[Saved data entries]
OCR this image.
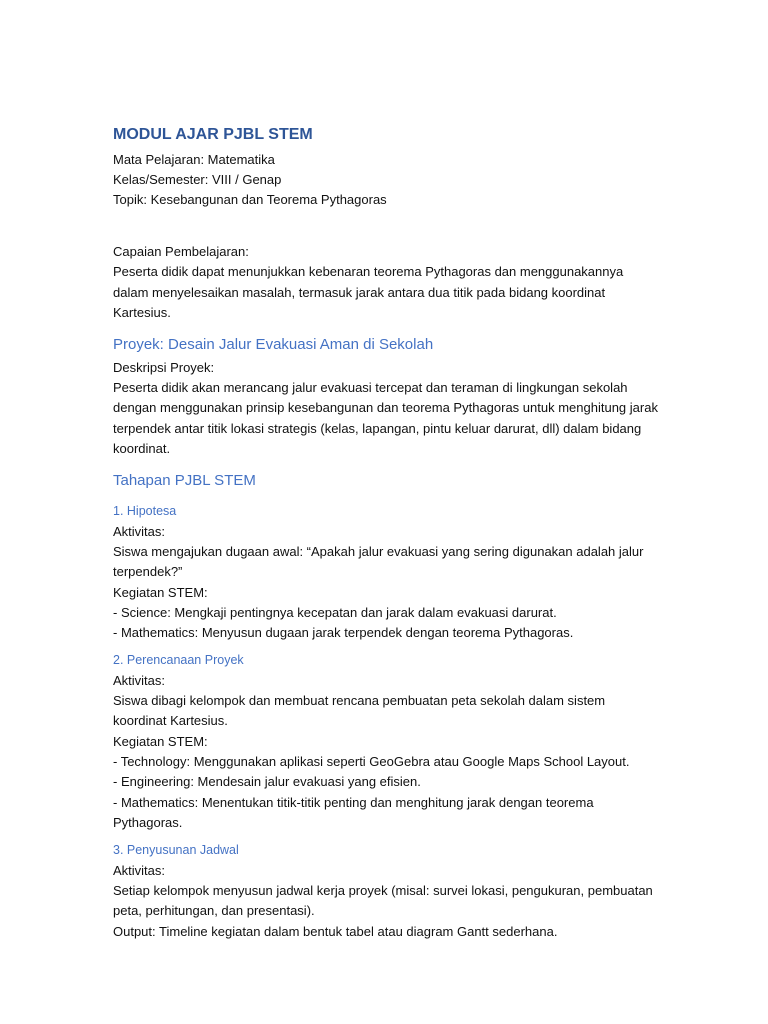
MODUL AJAR PJBL STEM

Mata Pelajaran: Matematika

Kelas/Semester: VIII / Genap

Topik: Kesebangunan dan Teorema Pythagoras

Capaian Pembelajaran:

Peserta didik dapat menunjukkan kebenaran teorema Pythagoras dan menggunakannya dalam menyelesaikan masalah, termasuk jarak antara dua titik pada bidang koordinat Kartesius.

Proyek: Desain Jalur Evakuasi Aman di Sekolah

Deskripsi Proyek:

Peserta didik akan merancang jalur evakuasi tercepat dan teraman di lingkungan sekolah dengan menggunakan prinsip kesebangunan dan teorema Pythagoras untuk menghitung jarak terpendek antar titik lokasi strategis (kelas, lapangan, pintu keluar darurat, dll) dalam bidang koordinat.

Tahapan PJBL STEM
1. Hipotesa

Aktivitas:

Siswa mengajukan dugaan awal: “Apakah jalur evakuasi yang sering digunakan adalah jalur terpendek?”

Kegiatan STEM:

- Science: Mengkaji pentingnya kecepatan dan jarak dalam evakuasi darurat.

- Mathematics: Menyusun dugaan jarak terpendek dengan teorema Pythagoras.

2. Perencanaan Proyek

Aktivitas:

Siswa dibagi kelompok dan membuat rencana pembuatan peta sekolah dalam sistem koordinat Kartesius.

Kegiatan STEM:

- Technology: Menggunakan aplikasi seperti GeoGebra atau Google Maps School Layout.

- Engineering: Mendesain jalur evakuasi yang efisien.

- Mathematics: Menentukan titik-titik penting dan menghitung jarak dengan teorema Pythagoras.

3. Penyusunan Jadwal

Aktivitas:

Setiap kelompok menyusun jadwal kerja proyek (misal: survei lokasi, pengukuran, pembuatan peta, perhitungan, dan presentasi).

Output: Timeline kegiatan dalam bentuk tabel atau diagram Gantt sederhana.
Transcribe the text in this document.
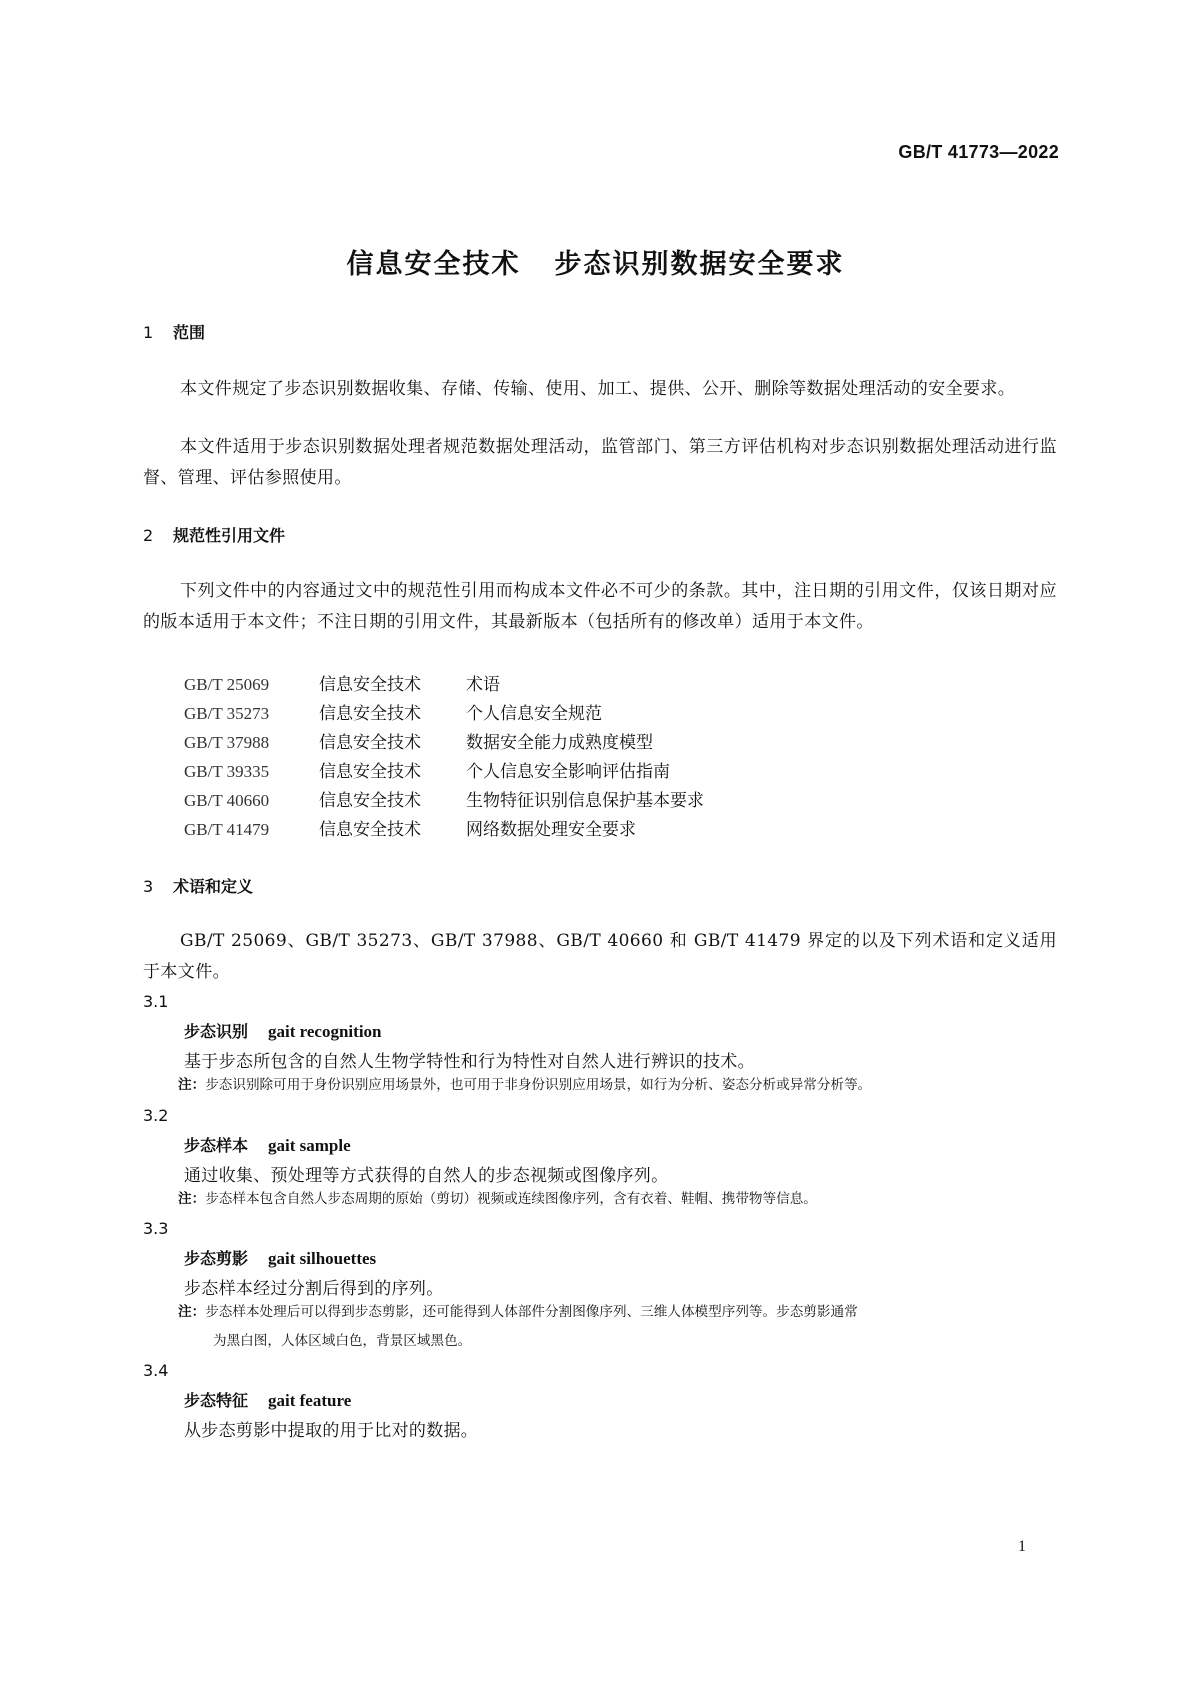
GB/T 41773—2022
信息安全技术 步态识别数据安全要求
1 范围
本文件规定了步态识别数据收集、存储、传输、使用、加工、提供、公开、删除等数据处理活动的安全要求。
本文件适用于步态识别数据处理者规范数据处理活动，监管部门、第三方评估机构对步态识别数据处理活动进行监督、管理、评估参照使用。
2 规范性引用文件
下列文件中的内容通过文中的规范性引用而构成本文件必不可少的条款。其中，注日期的引用文件，仅该日期对应的版本适用于本文件；不注日期的引用文件，其最新版本（包括所有的修改单）适用于本文件。
GB/T 25069	信息安全技术	术语
GB/T 35273	信息安全技术	个人信息安全规范
GB/T 37988	信息安全技术	数据安全能力成熟度模型
GB/T 39335	信息安全技术	个人信息安全影响评估指南
GB/T 40660	信息安全技术	生物特征识别信息保护基本要求
GB/T 41479	信息安全技术	网络数据处理安全要求
3 术语和定义
GB/T 25069、GB/T 35273、GB/T 37988、GB/T 40660 和 GB/T 41479 界定的以及下列术语和定义适用于本文件。
3.1
步态识别 gait recognition
基于步态所包含的自然人生物学特性和行为特性对自然人进行辨识的技术。
注：步态识别除可用于身份识别应用场景外，也可用于非身份识别应用场景，如行为分析、姿态分析或异常分析等。
3.2
步态样本 gait sample
通过收集、预处理等方式获得的自然人的步态视频或图像序列。
注：步态样本包含自然人步态周期的原始（剪切）视频或连续图像序列，含有衣着、鞋帽、携带物等信息。
3.3
步态剪影 gait silhouettes
步态样本经过分割后得到的序列。
注：步态样本处理后可以得到步态剪影，还可能得到人体部件分割图像序列、三维人体模型序列等。步态剪影通常
为黑白图，人体区域白色，背景区域黑色。
3.4
步态特征 gait feature
从步态剪影中提取的用于比对的数据。
1
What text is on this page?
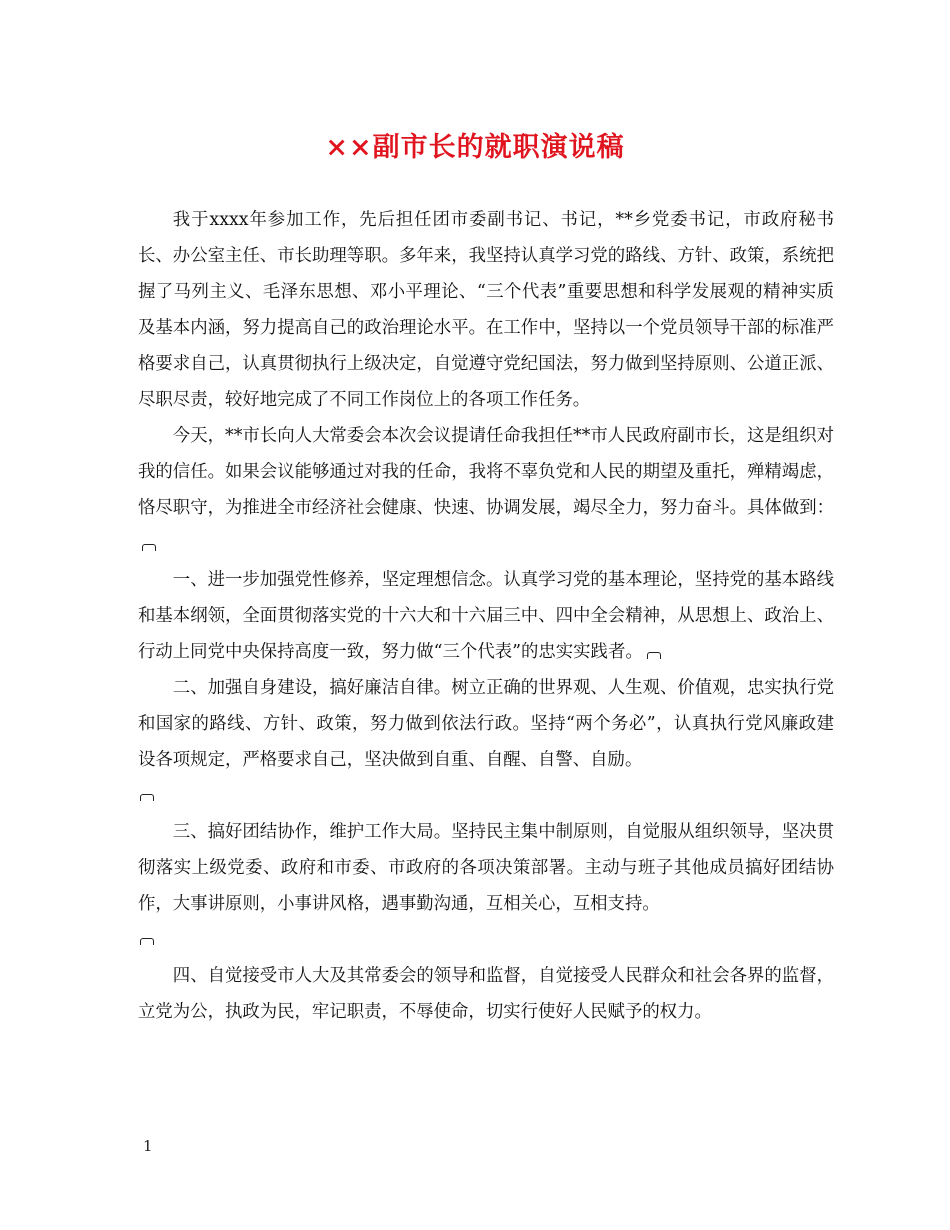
××副市长的就职演说稿

我于xxxx年参加工作，先后担任团市委副书记、书记，**乡党委书记，市政府秘书长、办公室主任、市长助理等职。多年来，我坚持认真学习党的路线、方针、政策，系统把握了马列主义、毛泽东思想、邓小平理论、“三个代表”重要思想和科学发展观的精神实质及基本内涵，努力提高自己的政治理论水平。在工作中，坚持以一个党员领导干部的标准严格要求自己，认真贯彻执行上级决定，自觉遵守党纪国法，努力做到坚持原则、公道正派、尽职尽责，较好地完成了不同工作岗位上的各项工作任务。

今天，**市长向人大常委会本次会议提请任命我担任**市人民政府副市长，这是组织对我的信任。如果会议能够通过对我的任命，我将不辜负党和人民的期望及重托，殚精竭虑，恪尽职守，为推进全市经济社会健康、快速、协调发展，竭尽全力，努力奋斗。具体做到：

一、进一步加强党性修养，坚定理想信念。认真学习党的基本理论，坚持党的基本路线和基本纲领，全面贯彻落实党的十六大和十六届三中、四中全会精神，从思想上、政治上、行动上同党中央保持高度一致，努力做“三个代表”的忠实实践者。

二、加强自身建设，搞好廉洁自律。树立正确的世界观、人生观、价值观，忠实执行党和国家的路线、方针、政策，努力做到依法行政。坚持“两个务必”，认真执行党风廉政建设各项规定，严格要求自己，坚决做到自重、自醒、自警、自励。

三、搞好团结协作，维护工作大局。坚持民主集中制原则，自觉服从组织领导，坚决贯彻落实上级党委、政府和市委、市政府的各项决策部署。主动与班子其他成员搞好团结协作，大事讲原则，小事讲风格，遇事勤沟通，互相关心，互相支持。

四、自觉接受市人大及其常委会的领导和监督，自觉接受人民群众和社会各界的监督，立党为公，执政为民，牢记职责，不辱使命，切实行使好人民赋予的权力。

1
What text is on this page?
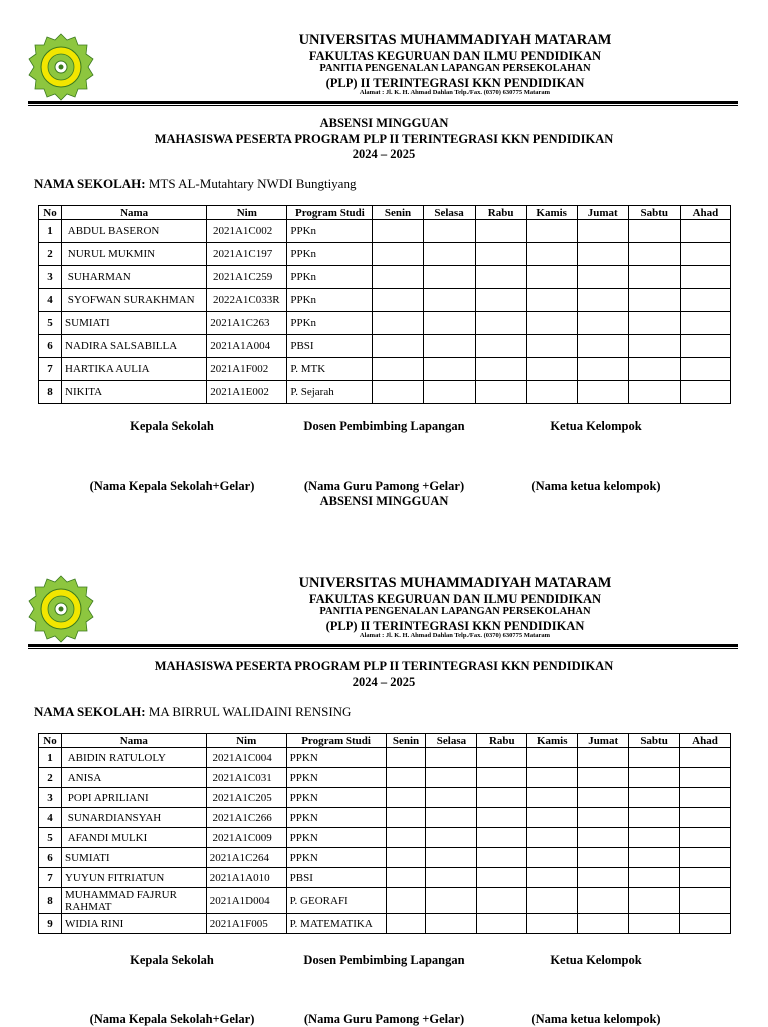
UNIVERSITAS MUHAMMADIYAH MATARAM
FAKULTAS KEGURUAN DAN ILMU PENDIDIKAN
PANITIA PENGENALAN LAPANGAN PERSEKOLAHAN
(PLP) II TERINTEGRASI KKN PENDIDIKAN
Alamat : Jl. K. H. Ahmad Dahlan Telp./Fax. (0370) 630775 Mataram
ABSENSI MINGGUAN
MAHASISWA PESERTA PROGRAM PLP II TERINTEGRASI KKN PENDIDIKAN
2024 – 2025
NAMA SEKOLAH: MTS AL-Mutahtary NWDI Bungtiyang
No	Nama	Nim	Program Studi	Senin	Selasa	Rabu	Kamis	Jumat	Sabtu	Ahad
1	ABDUL BASERON	2021A1C002	PPKn							
2	NURUL MUKMIN	2021A1C197	PPKn							
3	SUHARMAN	2021A1C259	PPKn							
4	SYOFWAN SURAKHMAN	2022A1C033R	PPKn							
5	SUMIATI	2021A1C263	PPKn							
6	NADIRA SALSABILLA	2021A1A004	PBSI							
7	HARTIKA AULIA	2021A1F002	P. MTK							
8	NIKITA	2021A1E002	P. Sejarah							
Kepala Sekolah	Dosen Pembimbing Lapangan	Ketua Kelompok
(Nama Kepala Sekolah+Gelar)	(Nama Guru Pamong +Gelar)	(Nama ketua kelompok)
ABSENSI MINGGUAN
UNIVERSITAS MUHAMMADIYAH MATARAM
FAKULTAS KEGURUAN DAN ILMU PENDIDIKAN
PANITIA PENGENALAN LAPANGAN PERSEKOLAHAN
(PLP) II TERINTEGRASI KKN PENDIDIKAN
Alamat : Jl. K. H. Ahmad Dahlan Telp./Fax. (0370) 630775 Mataram
MAHASISWA PESERTA PROGRAM PLP II TERINTEGRASI KKN PENDIDIKAN
2024 – 2025
NAMA SEKOLAH: MA BIRRUL WALIDAINI RENSING
No	Nama	Nim	Program Studi	Senin	Selasa	Rabu	Kamis	Jumat	Sabtu	Ahad
1	ABIDIN RATULOLY	2021A1C004	PPKN							
2	ANISA	2021A1C031	PPKN							
3	POPI APRILIANI	2021A1C205	PPKN							
4	SUNARDIANSYAH	2021A1C266	PPKN							
5	AFANDI MULKI	2021A1C009	PPKN							
6	SUMIATI	2021A1C264	PPKN							
7	YUYUN FITRIATUN	2021A1A010	PBSI							
8	MUHAMMAD FAJRUR RAHMAT	2021A1D004	P. GEORAFI							
9	WIDIA RINI	2021A1F005	P. MATEMATIKA							
Kepala Sekolah	Dosen Pembimbing Lapangan	Ketua Kelompok
(Nama Kepala Sekolah+Gelar)	(Nama Guru Pamong +Gelar)	(Nama ketua kelompok)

**Exercise goal**
Take every line containing the word "PBSI" and copy it.

**Task response**
6	NADIRA SALSABILLA	2021A1A004	PBSI							
7	YUYUN FITRIATUN	2021A1A010	PBSI							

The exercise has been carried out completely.